**The exercise:** Copy each of the entries below faithfully, setting aside any pictures.

§

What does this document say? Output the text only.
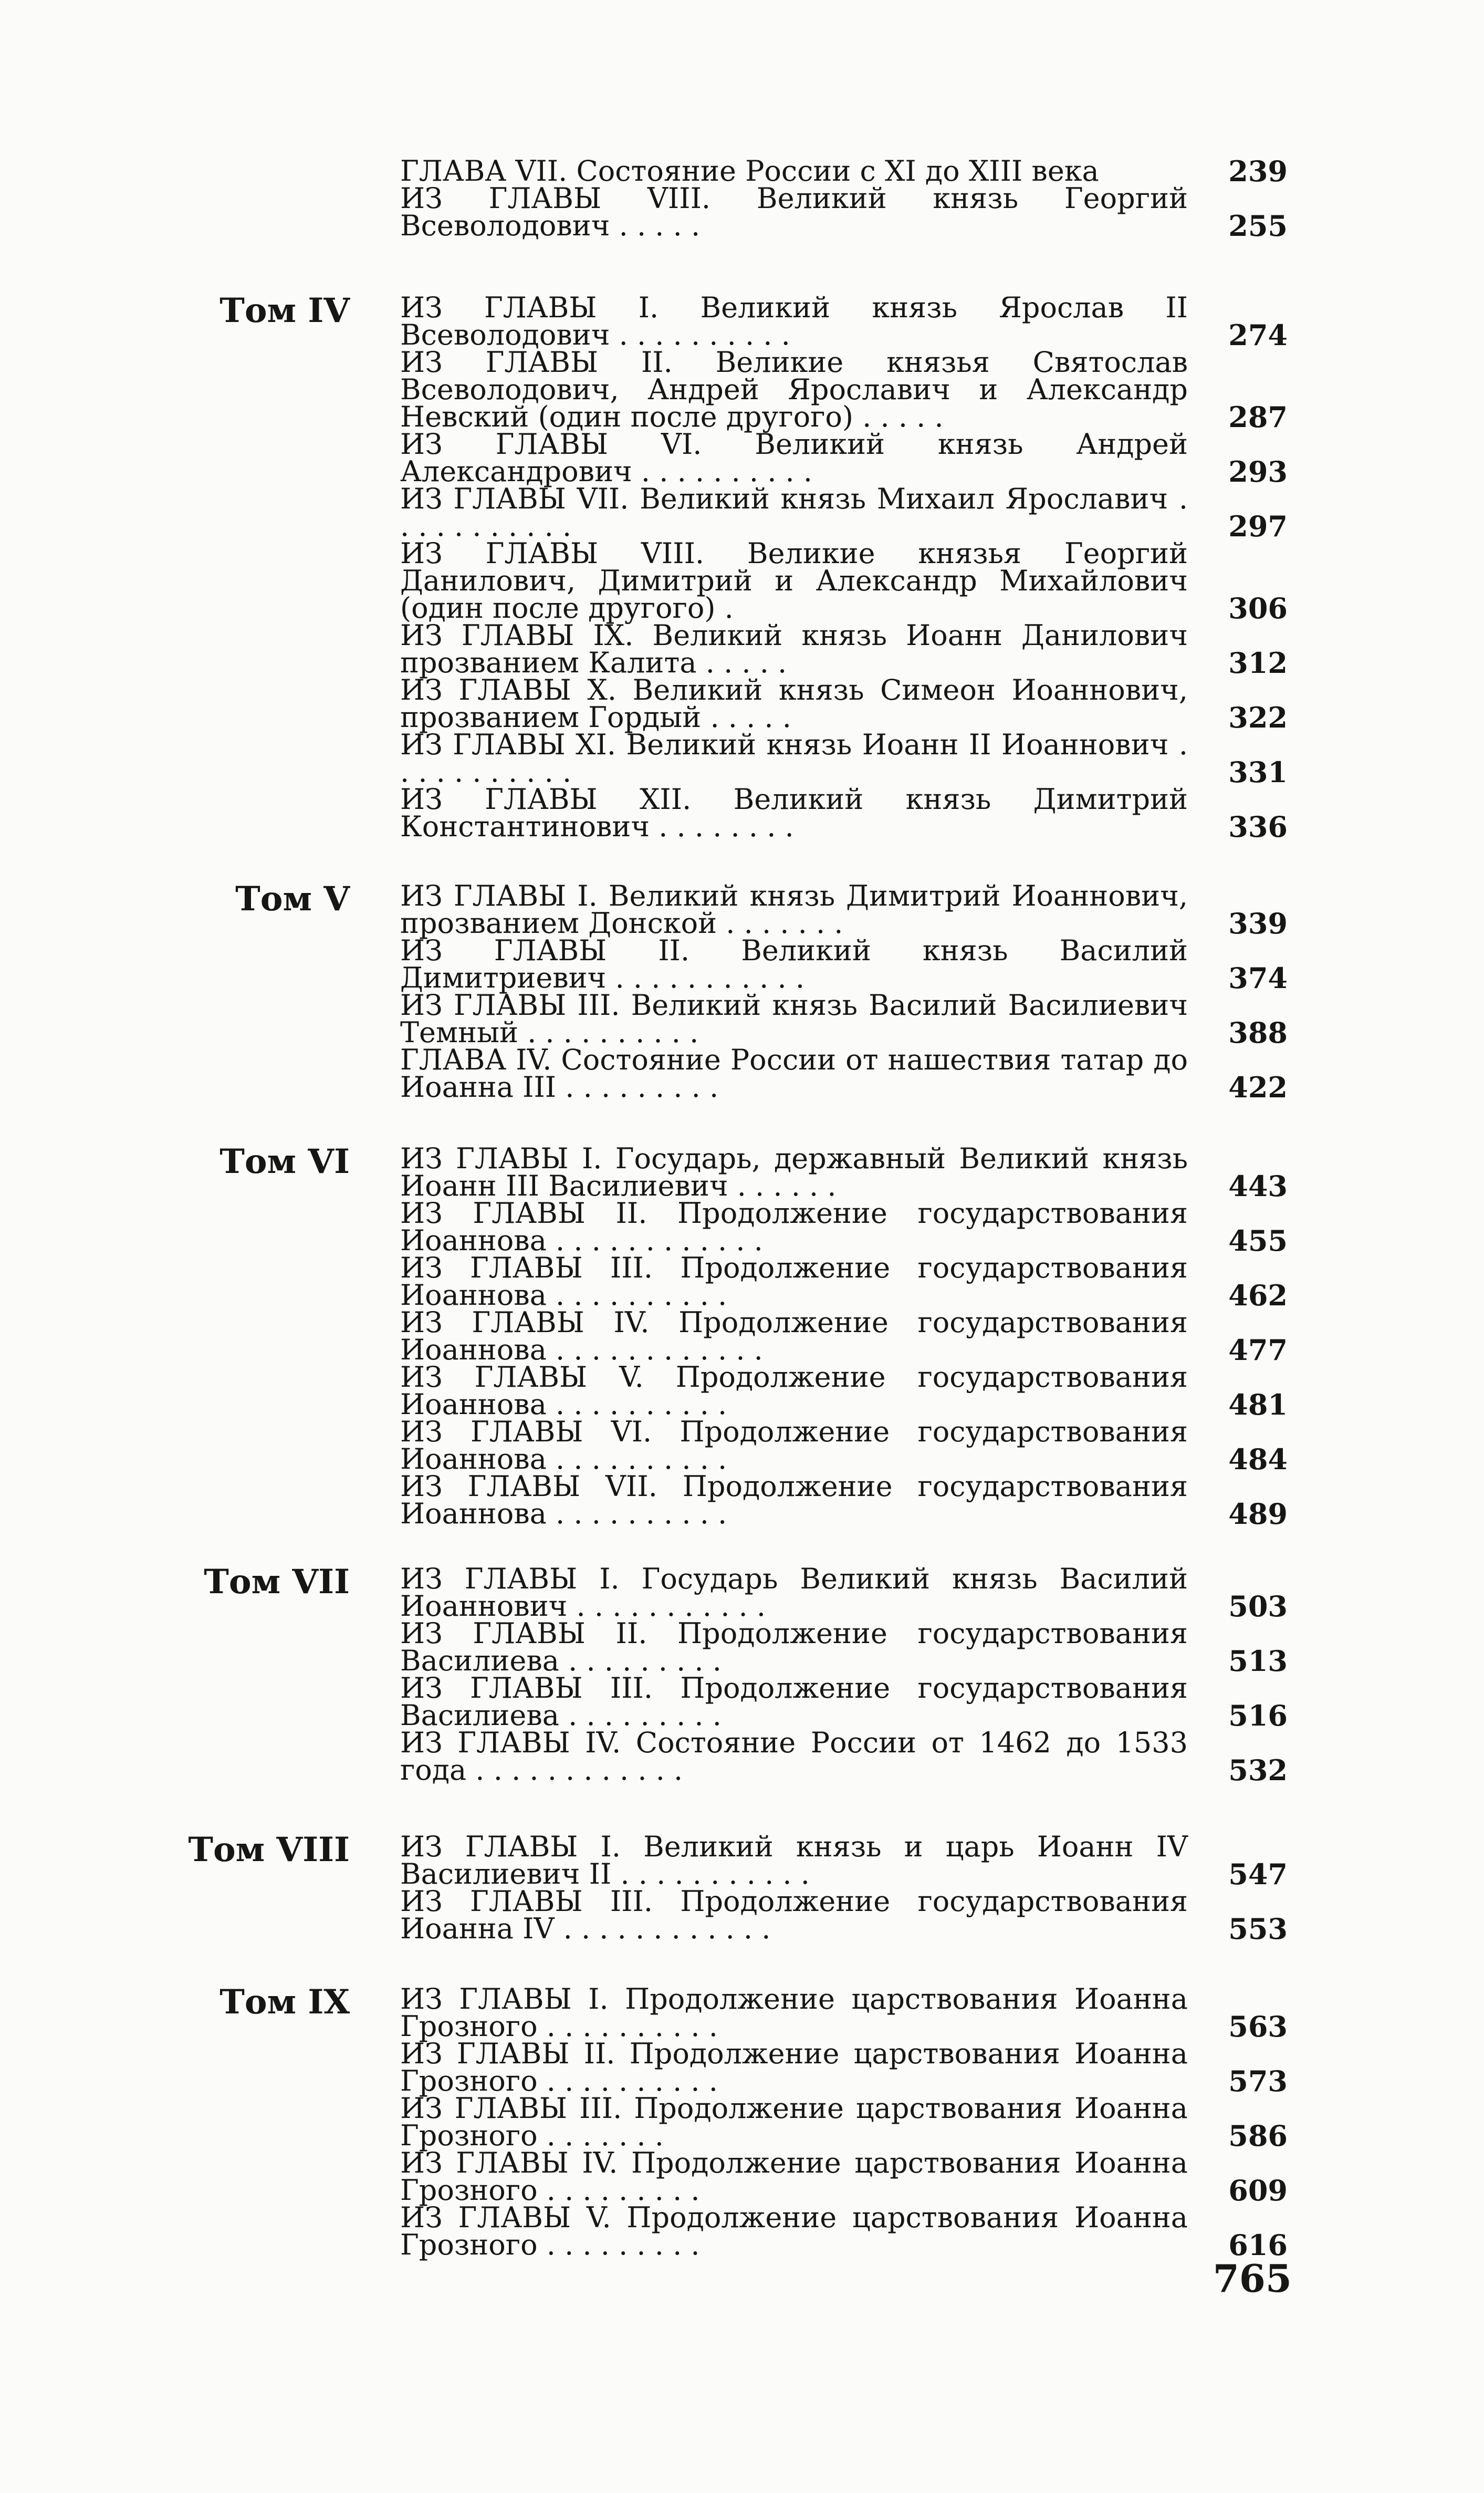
ГЛАВА VII. Состояние России с XI до XIII века	239
ИЗ ГЛАВЫ VIII. Великий князь Георгий Всеволодович . . . . .	255
Том IV ИЗ ГЛАВЫ I. Великий князь Ярослав II Всеволодович . . . . . . . . . .	274
ИЗ ГЛАВЫ II. Великие князья Святослав Всеволодович, Андрей Ярославич и Александр Невский (один после другого) . . . . .	287
ИЗ ГЛАВЫ VI. Великий князь Андрей Александрович . . . . . . . . . .	293
ИЗ ГЛАВЫ VII. Великий князь Михаил Ярославич . . . . . . . . . . .	297
ИЗ ГЛАВЫ VIII. Великие князья Георгий Данилович, Димитрий и Александр Михайлович (один после другого) .	306
ИЗ ГЛАВЫ IX. Великий князь Иоанн Данилович прозванием Калита . . . . .	312
ИЗ ГЛАВЫ X. Великий князь Симеон Иоаннович, прозванием Гордый . . . . .	322
ИЗ ГЛАВЫ XI. Великий князь Иоанн II Иоаннович . . . . . . . . . . .	331
ИЗ ГЛАВЫ XII. Великий князь Димитрий Константинович . . . . . . . .	336
Том V ИЗ ГЛАВЫ I. Великий князь Димитрий Иоаннович, прозванием Донской . . . . . . .	339
ИЗ ГЛАВЫ II. Великий князь Василий Димитриевич . . . . . . . . . . .	374
ИЗ ГЛАВЫ III. Великий князь Василий Василиевич Темный . . . . . . . . . .	388
ГЛАВА IV. Состояние России от нашествия татар до Иоанна III . . . . . . . . .	422
Том VI ИЗ ГЛАВЫ I. Государь, державный Великий князь Иоанн III Василиевич . . . . . .	443
ИЗ ГЛАВЫ II. Продолжение государствования Иоаннова . . . . . . . . . . . .	455
ИЗ ГЛАВЫ III. Продолжение государствования Иоаннова . . . . . . . . . .	462
ИЗ ГЛАВЫ IV. Продолжение государствования Иоаннова . . . . . . . . . . . .	477
ИЗ ГЛАВЫ V. Продолжение государствования Иоаннова . . . . . . . . . .	481
ИЗ ГЛАВЫ VI. Продолжение государствования Иоаннова . . . . . . . . . .	484
ИЗ ГЛАВЫ VII. Продолжение государствования Иоаннова . . . . . . . . . .	489
Том VII ИЗ ГЛАВЫ I. Государь Великий князь Василий Иоаннович . . . . . . . . . . .	503
ИЗ ГЛАВЫ II. Продолжение государствования Василиева . . . . . . . . .	513
ИЗ ГЛАВЫ III. Продолжение государствования Василиева . . . . . . . . .	516
ИЗ ГЛАВЫ IV. Состояние России от 1462 до 1533 года . . . . . . . . . . . .	532
Том VIII ИЗ ГЛАВЫ I. Великий князь и царь Иоанн IV Василиевич II . . . . . . . . . . .	547
ИЗ ГЛАВЫ III. Продолжение государствования Иоанна IV . . . . . . . . . . . .	553
Том IX ИЗ ГЛАВЫ I. Продолжение царствования Иоанна Грозного . . . . . . . . . .	563
ИЗ ГЛАВЫ II. Продолжение царствования Иоанна Грозного . . . . . . . . . .	573
ИЗ ГЛАВЫ III. Продолжение царствования Иоанна Грозного . . . . . . .	586
ИЗ ГЛАВЫ IV. Продолжение царствования Иоанна Грозного . . . . . . . . .	609
ИЗ ГЛАВЫ V. Продолжение царствования Иоанна Грозного . . . . . . . . .	616
765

§

**Response:**
What does this document say? Output the text only.
ГЛАВА VII. Состояние России с XI до XIII века	239
ИЗ ГЛАВЫ VIII. Великий князь Георгий Всеволодович . . . . .	255
Том IV ИЗ ГЛАВЫ I. Великий князь Ярослав II Всеволодович . . . . . . . . . .	274
ИЗ ГЛАВЫ II. Великие князья Святослав Всеволодович, Андрей Ярославич и Александр Невский (один после другого) . . . . .	287
ИЗ ГЛАВЫ VI. Великий князь Андрей Александрович . . . . . . . . . .	293
ИЗ ГЛАВЫ VII. Великий князь Михаил Ярославич . . . . . . . . . . .	297
ИЗ ГЛАВЫ VIII. Великие князья Георгий Данилович, Димитрий и Александр Михайлович (один после другого) .	306
ИЗ ГЛАВЫ IX. Великий князь Иоанн Данилович прозванием Калита . . . . .	312
ИЗ ГЛАВЫ X. Великий князь Симеон Иоаннович, прозванием Гордый . . . . .	322
ИЗ ГЛАВЫ XI. Великий князь Иоанн II Иоаннович . . . . . . . . . . .	331
ИЗ ГЛАВЫ XII. Великий князь Димитрий Константинович . . . . . . . .	336
Том V ИЗ ГЛАВЫ I. Великий князь Димитрий Иоаннович, прозванием Донской . . . . . . .	339
ИЗ ГЛАВЫ II. Великий князь Василий Димитриевич . . . . . . . . . . .	374
ИЗ ГЛАВЫ III. Великий князь Василий Василиевич Темный . . . . . . . . . .	388
ГЛАВА IV. Состояние России от нашествия татар до Иоанна III . . . . . . . . .	422
Том VI ИЗ ГЛАВЫ I. Государь, державный Великий князь Иоанн III Василиевич . . . . . .	443
ИЗ ГЛАВЫ II. Продолжение государствования Иоаннова . . . . . . . . . . . .	455
ИЗ ГЛАВЫ III. Продолжение государствования Иоаннова . . . . . . . . . .	462
ИЗ ГЛАВЫ IV. Продолжение государствования Иоаннова . . . . . . . . . . . .	477
ИЗ ГЛАВЫ V. Продолжение государствования Иоаннова . . . . . . . . . .	481
ИЗ ГЛАВЫ VI. Продолжение государствования Иоаннова . . . . . . . . . .	484
ИЗ ГЛАВЫ VII. Продолжение государствования Иоаннова . . . . . . . . . .	489
Том VII ИЗ ГЛАВЫ I. Государь Великий князь Василий Иоаннович . . . . . . . . . . .	503
ИЗ ГЛАВЫ II. Продолжение государствования Василиева . . . . . . . . .	513
ИЗ ГЛАВЫ III. Продолжение государствования Василиева . . . . . . . . .	516
ИЗ ГЛАВЫ IV. Состояние России от 1462 до 1533 года . . . . . . . . . . . .	532
Том VIII ИЗ ГЛАВЫ I. Великий князь и царь Иоанн IV Василиевич II . . . . . . . . . . .	547
ИЗ ГЛАВЫ III. Продолжение государствования Иоанна IV . . . . . . . . . . . .	553
Том IX ИЗ ГЛАВЫ I. Продолжение царствования Иоанна Грозного . . . . . . . . . .	563
ИЗ ГЛАВЫ II. Продолжение царствования Иоанна Грозного . . . . . . . . . .	573
ИЗ ГЛАВЫ III. Продолжение царствования Иоанна Грозного . . . . . . .	586
ИЗ ГЛАВЫ IV. Продолжение царствования Иоанна Грозного . . . . . . . . .	609
ИЗ ГЛАВЫ V. Продолжение царствования Иоанна Грозного . . . . . . . . .	616
765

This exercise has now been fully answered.